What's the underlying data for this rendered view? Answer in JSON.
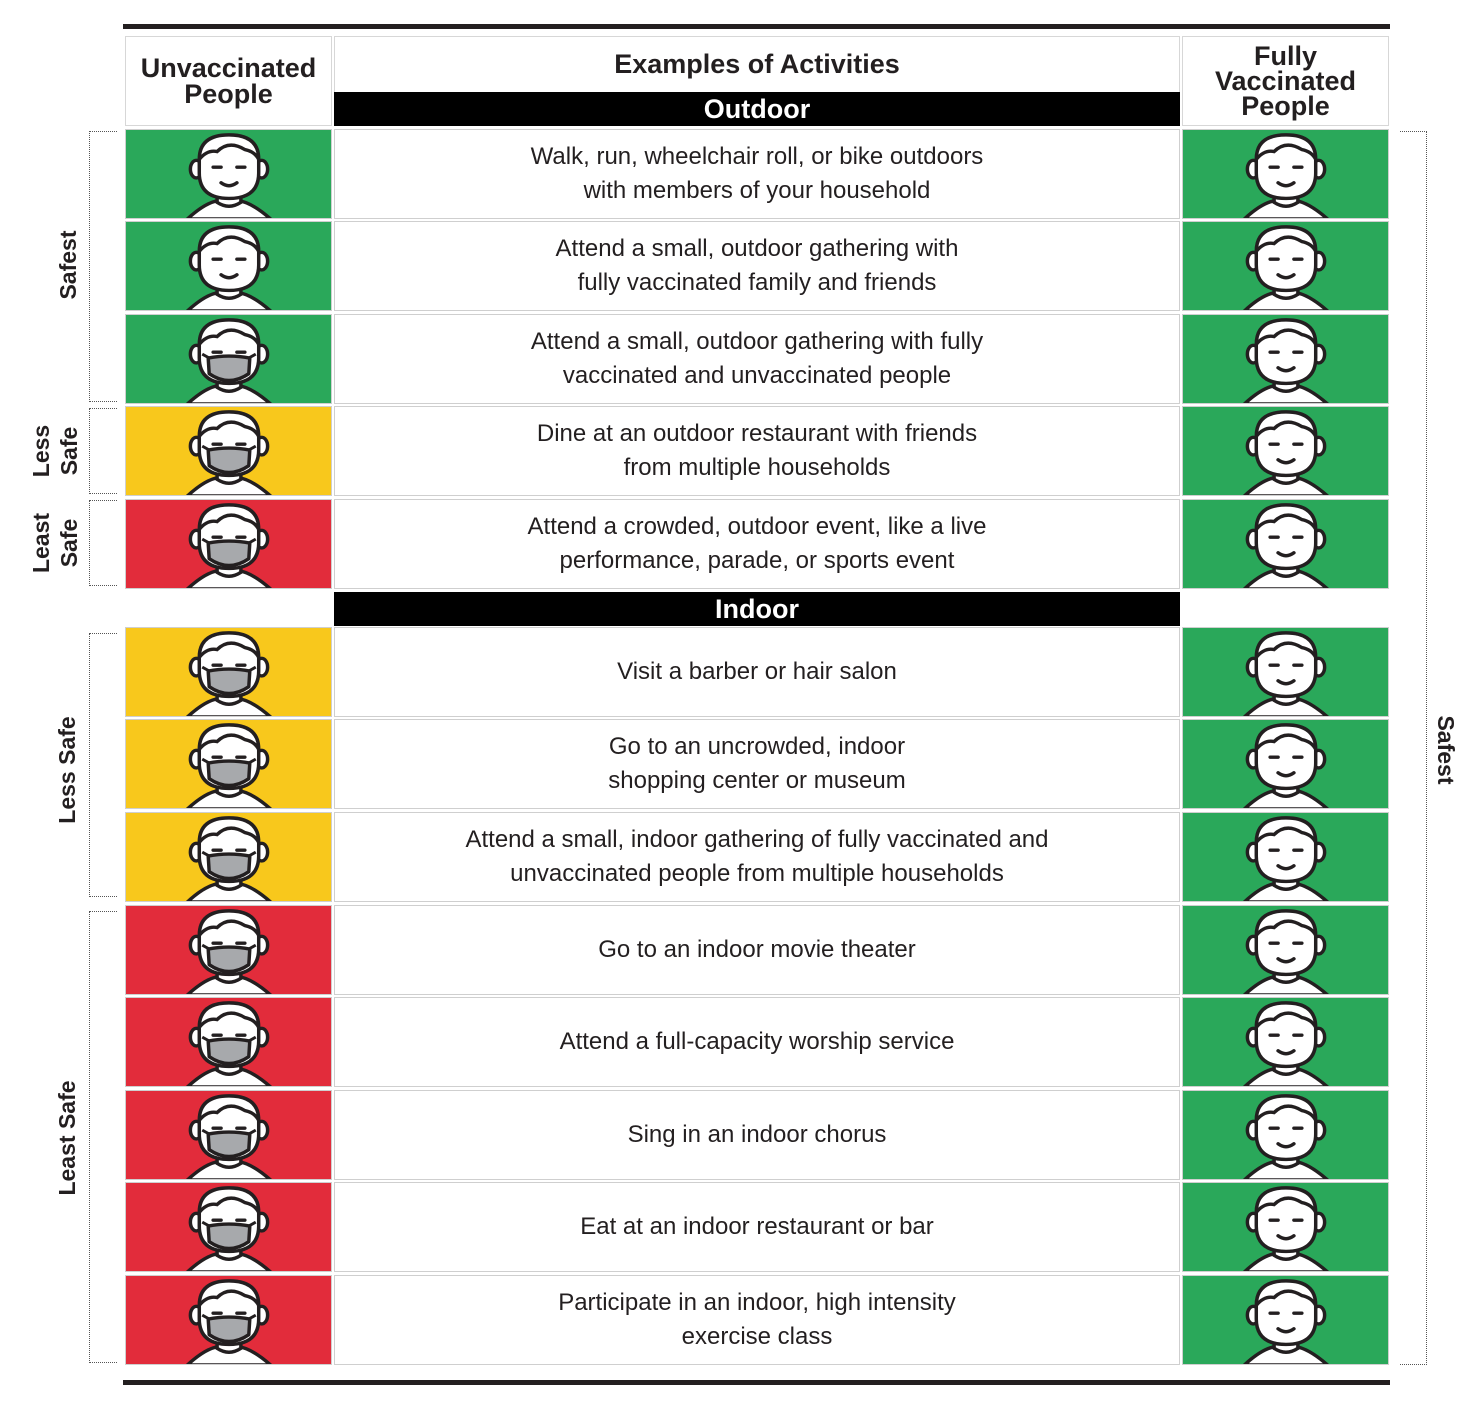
{
  "header": {
    "left": "Unvaccinated\nPeople",
    "middle": "Examples of Activities",
    "right": "Fully\nVaccinated\nPeople"
  },
  "sections": {
    "outdoor": "Outdoor",
    "indoor": "Indoor"
  },
  "colors": {
    "green": "#2aa85a",
    "yellow": "#f8c81c",
    "red": "#e22c3b",
    "mask": "#a7a9ac"
  },
  "rows": [
    {
      "text": "Walk, run, wheelchair roll, or bike outdoors\nwith members of your household",
      "unvaccinated": "green",
      "unvaccinated_mask": false,
      "vaccinated": "green"
    },
    {
      "text": "Attend a small, outdoor gathering with\nfully vaccinated family and friends",
      "unvaccinated": "green",
      "unvaccinated_mask": false,
      "vaccinated": "green"
    },
    {
      "text": "Attend a small, outdoor gathering with fully\nvaccinated and unvaccinated people",
      "unvaccinated": "green",
      "unvaccinated_mask": true,
      "vaccinated": "green"
    },
    {
      "text": "Dine at an outdoor restaurant with friends\nfrom multiple households",
      "unvaccinated": "yellow",
      "unvaccinated_mask": true,
      "vaccinated": "green"
    },
    {
      "text": "Attend a crowded, outdoor event, like a live\nperformance, parade, or sports event",
      "unvaccinated": "red",
      "unvaccinated_mask": true,
      "vaccinated": "green"
    },
    {
      "text": "Visit a barber or hair salon",
      "unvaccinated": "yellow",
      "unvaccinated_mask": true,
      "vaccinated": "green"
    },
    {
      "text": "Go to an uncrowded, indoor\nshopping center or museum",
      "unvaccinated": "yellow",
      "unvaccinated_mask": true,
      "vaccinated": "green"
    },
    {
      "text": "Attend a small, indoor gathering of fully vaccinated and\nunvaccinated people from multiple households",
      "unvaccinated": "yellow",
      "unvaccinated_mask": true,
      "vaccinated": "green"
    },
    {
      "text": "Go to an indoor movie theater",
      "unvaccinated": "red",
      "unvaccinated_mask": true,
      "vaccinated": "green"
    },
    {
      "text": "Attend a full-capacity worship service",
      "unvaccinated": "red",
      "unvaccinated_mask": true,
      "vaccinated": "green"
    },
    {
      "text": "Sing in an indoor chorus",
      "unvaccinated": "red",
      "unvaccinated_mask": true,
      "vaccinated": "green"
    },
    {
      "text": "Eat at an indoor restaurant or bar",
      "unvaccinated": "red",
      "unvaccinated_mask": true,
      "vaccinated": "green"
    },
    {
      "text": "Participate in an indoor, high intensity\nexercise class",
      "unvaccinated": "red",
      "unvaccinated_mask": true,
      "vaccinated": "green"
    }
  ],
  "side_labels": {
    "left_outdoor_safest": "Safest",
    "left_outdoor_less_safe": "Less\nSafe",
    "left_outdoor_least_safe": "Least\nSafe",
    "left_indoor_less_safe": "Less Safe",
    "left_indoor_least_safe": "Least Safe",
    "right_safest": "Safest"
  }
}
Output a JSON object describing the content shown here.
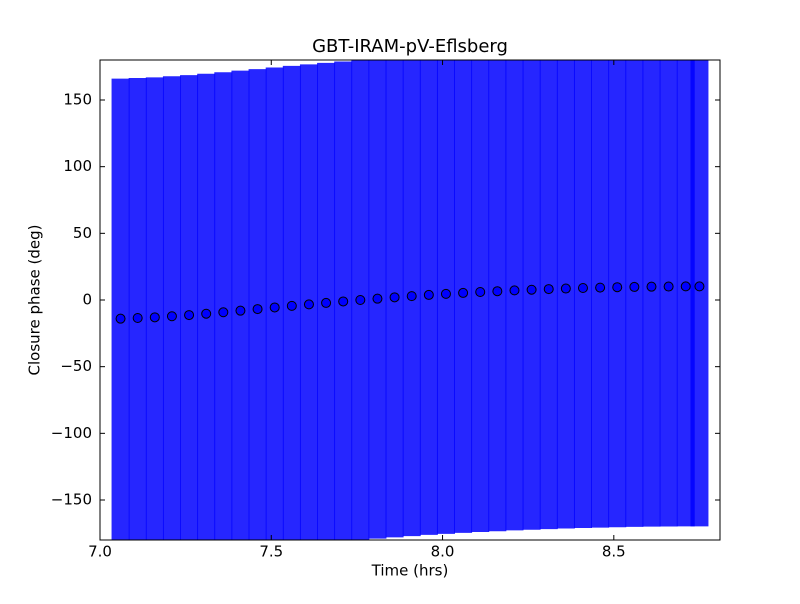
{
  "chart_data": {
    "type": "errorbar",
    "title": "GBT-IRAM-pV-Eflsberg",
    "xlabel": "Time (hrs)",
    "ylabel": "Closure phase (deg)",
    "xlim": [
      7.0,
      8.81
    ],
    "ylim": [
      -180,
      180
    ],
    "xticks": [
      {
        "value": 7,
        "label": "7.0"
      },
      7.5,
      {
        "value": 8,
        "label": "8.0"
      },
      8.5
    ],
    "yticks": [
      {
        "value": -150,
        "label": "−150"
      },
      {
        "value": -100,
        "label": "−100"
      },
      {
        "value": -50,
        "label": "−50"
      },
      0,
      50,
      100,
      150
    ],
    "color": "#0000ff",
    "marker_edge_color": "#000000",
    "x": [
      7.06,
      7.11,
      7.16,
      7.21,
      7.26,
      7.31,
      7.36,
      7.41,
      7.46,
      7.51,
      7.56,
      7.61,
      7.66,
      7.71,
      7.76,
      7.81,
      7.86,
      7.91,
      7.96,
      8.01,
      8.06,
      8.11,
      8.16,
      8.21,
      8.26,
      8.31,
      8.36,
      8.41,
      8.46,
      8.51,
      8.56,
      8.61,
      8.66,
      8.71,
      8.75
    ],
    "values": [
      -14,
      -13.5,
      -13,
      -12.2,
      -11.3,
      -10.3,
      -9.2,
      -8,
      -6.8,
      -5.6,
      -4.4,
      -3.3,
      -2.2,
      -1.1,
      0,
      1,
      2,
      2.9,
      3.8,
      4.6,
      5.3,
      6,
      6.6,
      7.2,
      7.7,
      8.2,
      8.6,
      9,
      9.3,
      9.6,
      9.8,
      10,
      10.1,
      10.2,
      10.2
    ],
    "errors": [
      180,
      180,
      180,
      180,
      180,
      180,
      180,
      180,
      180,
      180,
      180,
      180,
      180,
      180,
      180,
      180,
      180,
      180,
      180,
      180,
      180,
      180,
      180,
      180,
      180,
      180,
      180,
      180,
      180,
      180,
      180,
      180,
      180,
      180,
      180
    ]
  }
}
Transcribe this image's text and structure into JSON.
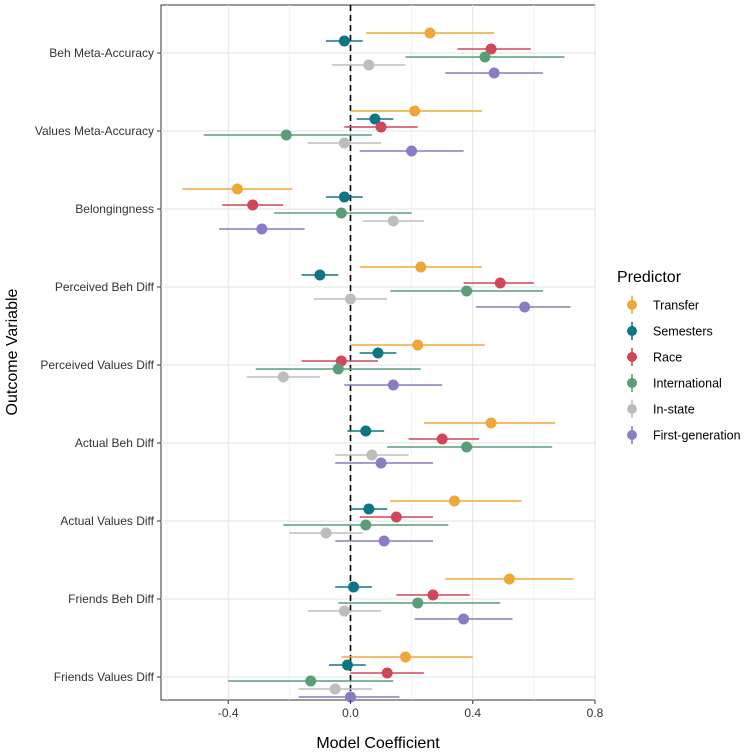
{
  "chart_data": {
    "type": "scatter",
    "subtype": "coefficient-plot",
    "title": "",
    "xlabel": "Model Coefficient",
    "ylabel": "Outcome Variable",
    "xlim": [
      -0.62,
      0.8
    ],
    "xticks": [
      -0.4,
      0.0,
      0.4,
      0.8
    ],
    "xtick_labels": [
      "-0.4",
      "0.0",
      "0.4",
      "0.8"
    ],
    "reference_line": 0,
    "grid": true,
    "legend": {
      "title": "Predictor",
      "position": "right"
    },
    "categories": [
      "Beh Meta-Accuracy",
      "Values Meta-Accuracy",
      "Belongingness",
      "Perceived Beh Diff",
      "Perceived Values Diff",
      "Actual Beh Diff",
      "Actual Values Diff",
      "Friends Beh Diff",
      "Friends Values Diff"
    ],
    "series": [
      {
        "name": "Transfer",
        "color": "#F0A73A",
        "estimates": [
          0.26,
          0.21,
          -0.37,
          0.23,
          0.22,
          0.46,
          0.34,
          0.52,
          0.18
        ],
        "ci_low": [
          0.05,
          0.0,
          -0.55,
          0.03,
          0.0,
          0.24,
          0.13,
          0.31,
          -0.03
        ],
        "ci_high": [
          0.47,
          0.43,
          -0.19,
          0.43,
          0.44,
          0.67,
          0.56,
          0.73,
          0.4
        ]
      },
      {
        "name": "Semesters",
        "color": "#0E7584",
        "estimates": [
          -0.02,
          0.08,
          -0.02,
          -0.1,
          0.09,
          0.05,
          0.06,
          0.01,
          -0.01
        ],
        "ci_low": [
          -0.08,
          0.02,
          -0.08,
          -0.16,
          0.03,
          -0.01,
          0.0,
          -0.05,
          -0.07
        ],
        "ci_high": [
          0.04,
          0.14,
          0.04,
          -0.04,
          0.15,
          0.11,
          0.12,
          0.07,
          0.05
        ]
      },
      {
        "name": "Race",
        "color": "#D0475A",
        "estimates": [
          0.46,
          0.1,
          -0.32,
          0.49,
          -0.03,
          0.3,
          0.15,
          0.27,
          0.12
        ],
        "ci_low": [
          0.35,
          -0.02,
          -0.42,
          0.37,
          -0.16,
          0.19,
          0.03,
          0.15,
          0.0
        ],
        "ci_high": [
          0.59,
          0.22,
          -0.22,
          0.6,
          0.09,
          0.42,
          0.27,
          0.39,
          0.24
        ]
      },
      {
        "name": "International",
        "color": "#5A9E79",
        "estimates": [
          0.44,
          -0.21,
          -0.03,
          0.38,
          -0.04,
          0.38,
          0.05,
          0.22,
          -0.13
        ],
        "ci_low": [
          0.18,
          -0.48,
          -0.25,
          0.13,
          -0.31,
          0.12,
          -0.22,
          -0.04,
          -0.4
        ],
        "ci_high": [
          0.7,
          0.07,
          0.2,
          0.63,
          0.23,
          0.66,
          0.32,
          0.49,
          0.14
        ]
      },
      {
        "name": "In-state",
        "color": "#BDBDBD",
        "estimates": [
          0.06,
          -0.02,
          0.14,
          0.0,
          -0.22,
          0.07,
          -0.08,
          -0.02,
          -0.05
        ],
        "ci_low": [
          -0.06,
          -0.14,
          0.04,
          -0.12,
          -0.34,
          -0.05,
          -0.2,
          -0.14,
          -0.17
        ],
        "ci_high": [
          0.18,
          0.1,
          0.24,
          0.12,
          -0.1,
          0.19,
          0.04,
          0.1,
          0.07
        ]
      },
      {
        "name": "First-generation",
        "color": "#8C7BC4",
        "estimates": [
          0.47,
          0.2,
          -0.29,
          0.57,
          0.14,
          0.1,
          0.11,
          0.37,
          0.0
        ],
        "ci_low": [
          0.31,
          0.03,
          -0.43,
          0.41,
          -0.02,
          -0.05,
          -0.05,
          0.21,
          -0.17
        ],
        "ci_high": [
          0.63,
          0.37,
          -0.15,
          0.72,
          0.3,
          0.27,
          0.27,
          0.53,
          0.16
        ]
      }
    ]
  }
}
§
STATED EXERCISE: In the records above, collect each line with "households".

WORKED ANSWER:
      "text": "Dine at an outdoor restaurant with friends\nfrom multiple households",
      "text": "Attend a small, indoor gathering of fully vaccinated and\nunvaccinated people from multiple households",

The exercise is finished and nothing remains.